● REQUIREMENTS: Check every line below for the word "name" and show those that hold it.

● INPUT ROWS:
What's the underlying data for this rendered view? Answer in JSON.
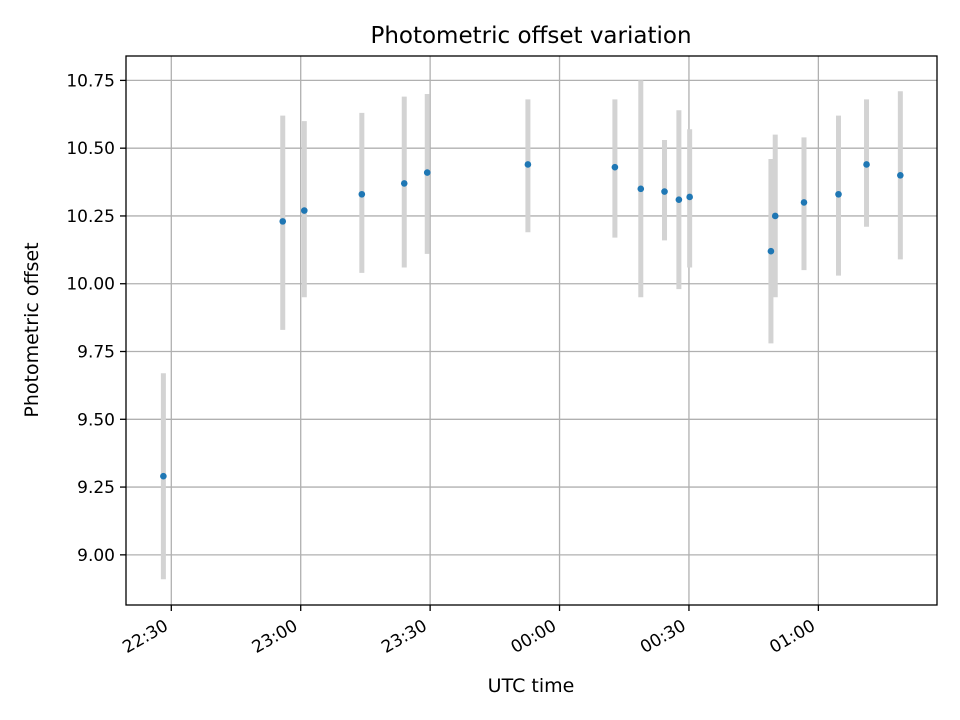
{
  "chart_data": {
    "type": "scatter",
    "title": "Photometric offset variation",
    "xlabel": "UTC time",
    "ylabel": "Photometric offset",
    "x_axis_type": "time",
    "xlim": [
      "22:19:30",
      "01:27:30"
    ],
    "ylim": [
      8.815,
      10.84
    ],
    "grid": true,
    "xticks": [
      {
        "time": "22:30",
        "label": "22:30"
      },
      {
        "time": "23:00",
        "label": "23:00"
      },
      {
        "time": "23:30",
        "label": "23:30"
      },
      {
        "time": "00:00",
        "label": "00:00"
      },
      {
        "time": "00:30",
        "label": "00:30"
      },
      {
        "time": "01:00",
        "label": "01:00"
      }
    ],
    "yticks": [
      9.0,
      9.25,
      9.5,
      9.75,
      10.0,
      10.25,
      10.5,
      10.75
    ],
    "ytick_labels": [
      "9.00",
      "9.25",
      "9.50",
      "9.75",
      "10.00",
      "10.25",
      "10.50",
      "10.75"
    ],
    "point_color": "#1f77b4",
    "errorbar_color": "#d3d3d3",
    "points": [
      {
        "time": "22:28:10",
        "y": 9.29,
        "low": 8.91,
        "high": 9.67
      },
      {
        "time": "22:55:50",
        "y": 10.23,
        "low": 9.83,
        "high": 10.62
      },
      {
        "time": "23:00:50",
        "y": 10.27,
        "low": 9.95,
        "high": 10.6
      },
      {
        "time": "23:14:10",
        "y": 10.33,
        "low": 10.04,
        "high": 10.63
      },
      {
        "time": "23:24:00",
        "y": 10.37,
        "low": 10.06,
        "high": 10.69
      },
      {
        "time": "23:29:20",
        "y": 10.41,
        "low": 10.11,
        "high": 10.7
      },
      {
        "time": "23:52:40",
        "y": 10.44,
        "low": 10.19,
        "high": 10.68
      },
      {
        "time": "00:12:50",
        "y": 10.43,
        "low": 10.17,
        "high": 10.68
      },
      {
        "time": "00:18:50",
        "y": 10.35,
        "low": 9.95,
        "high": 10.75
      },
      {
        "time": "00:24:20",
        "y": 10.34,
        "low": 10.16,
        "high": 10.53
      },
      {
        "time": "00:27:40",
        "y": 10.31,
        "low": 9.98,
        "high": 10.64
      },
      {
        "time": "00:30:10",
        "y": 10.32,
        "low": 10.06,
        "high": 10.57
      },
      {
        "time": "00:49:00",
        "y": 10.12,
        "low": 9.78,
        "high": 10.46
      },
      {
        "time": "00:50:00",
        "y": 10.25,
        "low": 9.95,
        "high": 10.55
      },
      {
        "time": "00:56:40",
        "y": 10.3,
        "low": 10.05,
        "high": 10.54
      },
      {
        "time": "01:04:40",
        "y": 10.33,
        "low": 10.03,
        "high": 10.62
      },
      {
        "time": "01:11:10",
        "y": 10.44,
        "low": 10.21,
        "high": 10.68
      },
      {
        "time": "01:19:00",
        "y": 10.4,
        "low": 10.09,
        "high": 10.71
      }
    ]
  }
}
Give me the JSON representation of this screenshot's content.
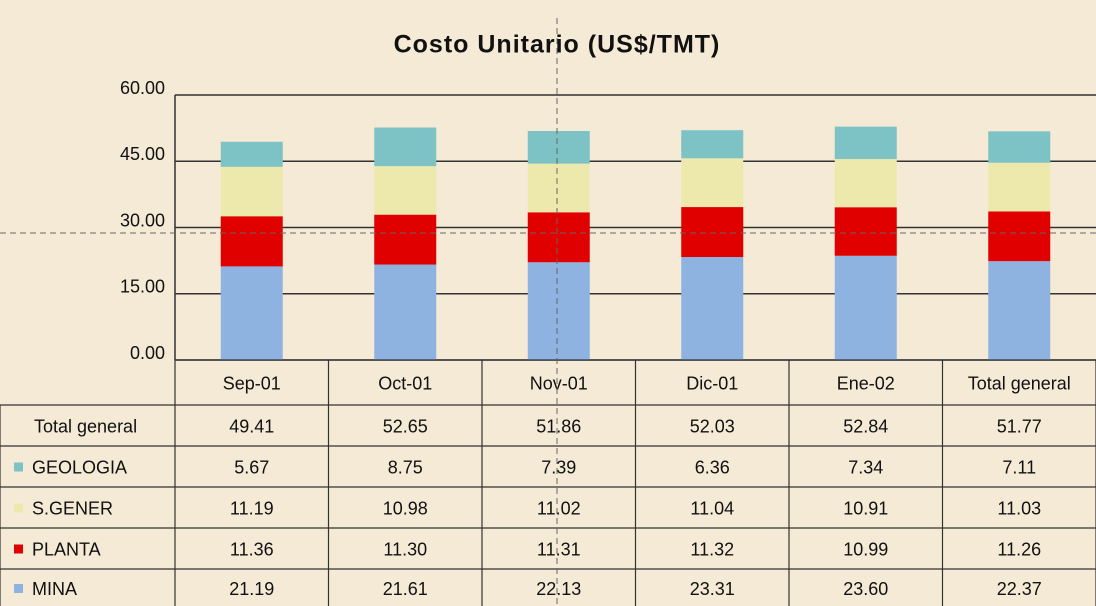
{
  "chart_data": {
    "type": "stacked_bar",
    "title": "Costo Unitario (US$/TMT)",
    "categories": [
      "Sep-01",
      "Oct-01",
      "Nov-01",
      "Dic-01",
      "Ene-02",
      "Total general"
    ],
    "series": [
      {
        "name": "MINA",
        "color": "#8fb3e0",
        "values": [
          21.19,
          21.61,
          22.13,
          23.31,
          23.6,
          22.37
        ],
        "value_labels": [
          "21.19",
          "21.61",
          "22.13",
          "23.31",
          "23.60",
          "22.37"
        ]
      },
      {
        "name": "PLANTA",
        "color": "#e00000",
        "values": [
          11.36,
          11.3,
          11.31,
          11.32,
          10.99,
          11.26
        ],
        "value_labels": [
          "11.36",
          "11.30",
          "11.31",
          "11.32",
          "10.99",
          "11.26"
        ]
      },
      {
        "name": "S.GENER",
        "color": "#ede9ad",
        "values": [
          11.19,
          10.98,
          11.02,
          11.04,
          10.91,
          11.03
        ],
        "value_labels": [
          "11.19",
          "10.98",
          "11.02",
          "11.04",
          "10.91",
          "11.03"
        ]
      },
      {
        "name": "GEOLOGIA",
        "color": "#7dc2c4",
        "values": [
          5.67,
          8.75,
          7.39,
          6.36,
          7.34,
          7.11
        ],
        "value_labels": [
          "5.67",
          "8.75",
          "7.39",
          "6.36",
          "7.34",
          "7.11"
        ]
      }
    ],
    "totals": {
      "name": "Total general",
      "values": [
        49.41,
        52.65,
        51.86,
        52.03,
        52.84,
        51.77
      ]
    },
    "ylim": [
      0,
      60
    ],
    "yticks": [
      {
        "value": 0,
        "label": "0.00"
      },
      {
        "value": 15,
        "label": "15.00"
      },
      {
        "value": 30,
        "label": "30.00"
      },
      {
        "value": 45,
        "label": "45.00"
      },
      {
        "value": 60,
        "label": "60.00"
      }
    ],
    "grid": true
  }
}
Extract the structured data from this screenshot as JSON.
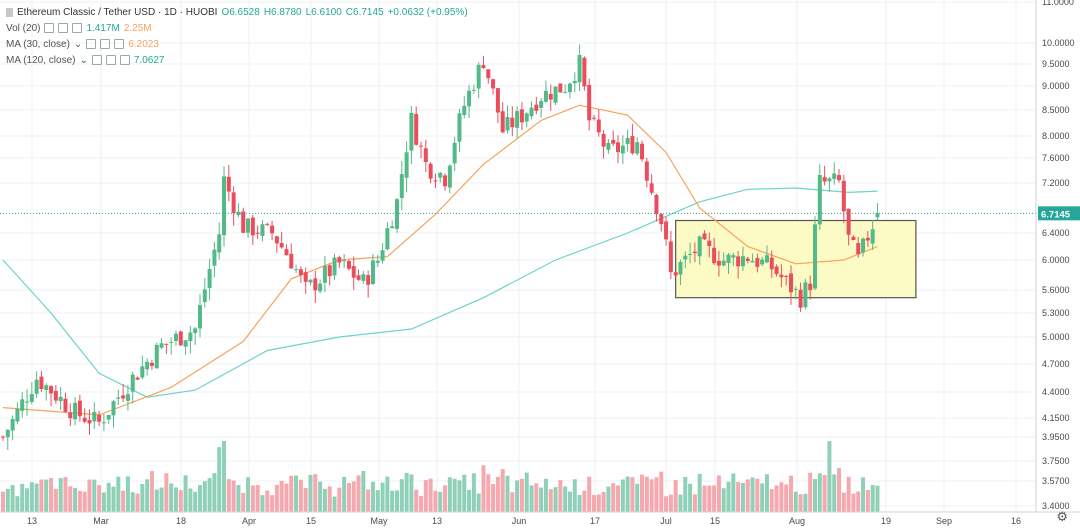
{
  "legend": {
    "title": "Ethereum Classic / Tether USD · 1D · HUOBI",
    "ohlc": {
      "o": "O6.6528",
      "h": "H6.8780",
      "l": "L6.6100",
      "c": "C6.7145",
      "chg": "+0.0632 (+0.95%)"
    },
    "vol_label": "Vol (20)",
    "vol_val1": "1.417M",
    "vol_val2": "2.25M",
    "ma30_label": "MA (30, close)",
    "ma30_val": "6.2023",
    "ma120_label": "MA (120, close)",
    "ma120_val": "7.0627"
  },
  "colors": {
    "up": "#53b987",
    "down": "#eb4d5c",
    "vol_up": "#8fd1b8",
    "vol_down": "#f5a8ae",
    "ma30": "#f7a35c",
    "ma120": "#6ed3c9",
    "box_fill": "#fdfbc5",
    "box_border": "#555555"
  },
  "icons": {
    "settings": "gear-icon"
  },
  "chart_data": {
    "type": "candlestick",
    "title": "Ethereum Classic / Tether USD",
    "last_price": "6.7145",
    "y_ticks": [
      "11.0000",
      "10.0000",
      "9.5000",
      "9.0000",
      "8.5000",
      "8.0000",
      "7.6000",
      "7.2000",
      "6.4000",
      "6.0000",
      "5.6000",
      "5.3000",
      "5.0000",
      "4.7000",
      "4.4000",
      "4.1500",
      "3.9500",
      "3.7500",
      "3.5700",
      "3.4000"
    ],
    "x_ticks": [
      "13",
      "Mar",
      "18",
      "Apr",
      "15",
      "May",
      "13",
      "Jun",
      "17",
      "Jul",
      "15",
      "Aug",
      "19",
      "Sep",
      "16"
    ],
    "anchors": [
      {
        "day": 0,
        "price": 3.95
      },
      {
        "day": 7,
        "price": 4.55
      },
      {
        "day": 15,
        "price": 4.2
      },
      {
        "day": 20,
        "price": 4.1
      },
      {
        "day": 27,
        "price": 4.55
      },
      {
        "day": 33,
        "price": 4.9
      },
      {
        "day": 40,
        "price": 5.1
      },
      {
        "day": 45,
        "price": 6.4
      },
      {
        "day": 46,
        "price": 7.25
      },
      {
        "day": 50,
        "price": 6.5
      },
      {
        "day": 56,
        "price": 6.4
      },
      {
        "day": 60,
        "price": 6.0
      },
      {
        "day": 63,
        "price": 5.6
      },
      {
        "day": 70,
        "price": 5.95
      },
      {
        "day": 75,
        "price": 5.7
      },
      {
        "day": 78,
        "price": 6.0
      },
      {
        "day": 82,
        "price": 6.9
      },
      {
        "day": 85,
        "price": 8.3
      },
      {
        "day": 88,
        "price": 7.5
      },
      {
        "day": 92,
        "price": 7.3
      },
      {
        "day": 96,
        "price": 8.6
      },
      {
        "day": 100,
        "price": 9.6
      },
      {
        "day": 104,
        "price": 8.1
      },
      {
        "day": 108,
        "price": 8.4
      },
      {
        "day": 112,
        "price": 8.8
      },
      {
        "day": 117,
        "price": 9.0
      },
      {
        "day": 120,
        "price": 9.5
      },
      {
        "day": 122,
        "price": 8.3
      },
      {
        "day": 126,
        "price": 7.7
      },
      {
        "day": 132,
        "price": 7.9
      },
      {
        "day": 135,
        "price": 7.1
      },
      {
        "day": 137,
        "price": 6.6
      },
      {
        "day": 139,
        "price": 5.8
      },
      {
        "day": 145,
        "price": 6.2
      },
      {
        "day": 150,
        "price": 6.0
      },
      {
        "day": 155,
        "price": 6.05
      },
      {
        "day": 160,
        "price": 5.9
      },
      {
        "day": 166,
        "price": 5.5
      },
      {
        "day": 168,
        "price": 5.7
      },
      {
        "day": 170,
        "price": 7.2
      },
      {
        "day": 174,
        "price": 7.2
      },
      {
        "day": 176,
        "price": 6.3
      },
      {
        "day": 178,
        "price": 6.0
      },
      {
        "day": 182,
        "price": 6.71
      }
    ],
    "ma30_points": [
      {
        "day": 0,
        "price": 4.25
      },
      {
        "day": 20,
        "price": 4.18
      },
      {
        "day": 35,
        "price": 4.45
      },
      {
        "day": 50,
        "price": 4.95
      },
      {
        "day": 60,
        "price": 5.75
      },
      {
        "day": 70,
        "price": 6.0
      },
      {
        "day": 80,
        "price": 6.05
      },
      {
        "day": 90,
        "price": 6.7
      },
      {
        "day": 100,
        "price": 7.5
      },
      {
        "day": 112,
        "price": 8.3
      },
      {
        "day": 120,
        "price": 8.6
      },
      {
        "day": 130,
        "price": 8.4
      },
      {
        "day": 138,
        "price": 7.7
      },
      {
        "day": 145,
        "price": 6.8
      },
      {
        "day": 155,
        "price": 6.2
      },
      {
        "day": 165,
        "price": 5.95
      },
      {
        "day": 175,
        "price": 6.0
      },
      {
        "day": 182,
        "price": 6.2
      }
    ],
    "ma120_points": [
      {
        "day": 0,
        "price": 6.0
      },
      {
        "day": 10,
        "price": 5.3
      },
      {
        "day": 20,
        "price": 4.6
      },
      {
        "day": 30,
        "price": 4.35
      },
      {
        "day": 40,
        "price": 4.42
      },
      {
        "day": 55,
        "price": 4.85
      },
      {
        "day": 70,
        "price": 5.0
      },
      {
        "day": 85,
        "price": 5.1
      },
      {
        "day": 100,
        "price": 5.5
      },
      {
        "day": 115,
        "price": 6.0
      },
      {
        "day": 130,
        "price": 6.4
      },
      {
        "day": 145,
        "price": 6.9
      },
      {
        "day": 155,
        "price": 7.1
      },
      {
        "day": 165,
        "price": 7.12
      },
      {
        "day": 176,
        "price": 7.05
      },
      {
        "day": 182,
        "price": 7.07
      }
    ],
    "range_box": {
      "from_day": 140,
      "to_day": 190,
      "price_top": 6.6,
      "price_bottom": 5.5
    },
    "volume_spikes": [
      {
        "day": 45,
        "factor": 2.6
      },
      {
        "day": 46,
        "factor": 3.0
      },
      {
        "day": 85,
        "factor": 1.5
      },
      {
        "day": 100,
        "factor": 2.0
      },
      {
        "day": 104,
        "factor": 1.9
      },
      {
        "day": 137,
        "factor": 1.6
      },
      {
        "day": 170,
        "factor": 1.5
      },
      {
        "day": 172,
        "factor": 2.8
      },
      {
        "day": 174,
        "factor": 1.7
      }
    ]
  }
}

● FINAL RESULT:
        "name": "MINA",
        "name": "PLANTA",
        "name": "S.GENER",
        "name": "GEOLOGIA",
      "name": "Total general",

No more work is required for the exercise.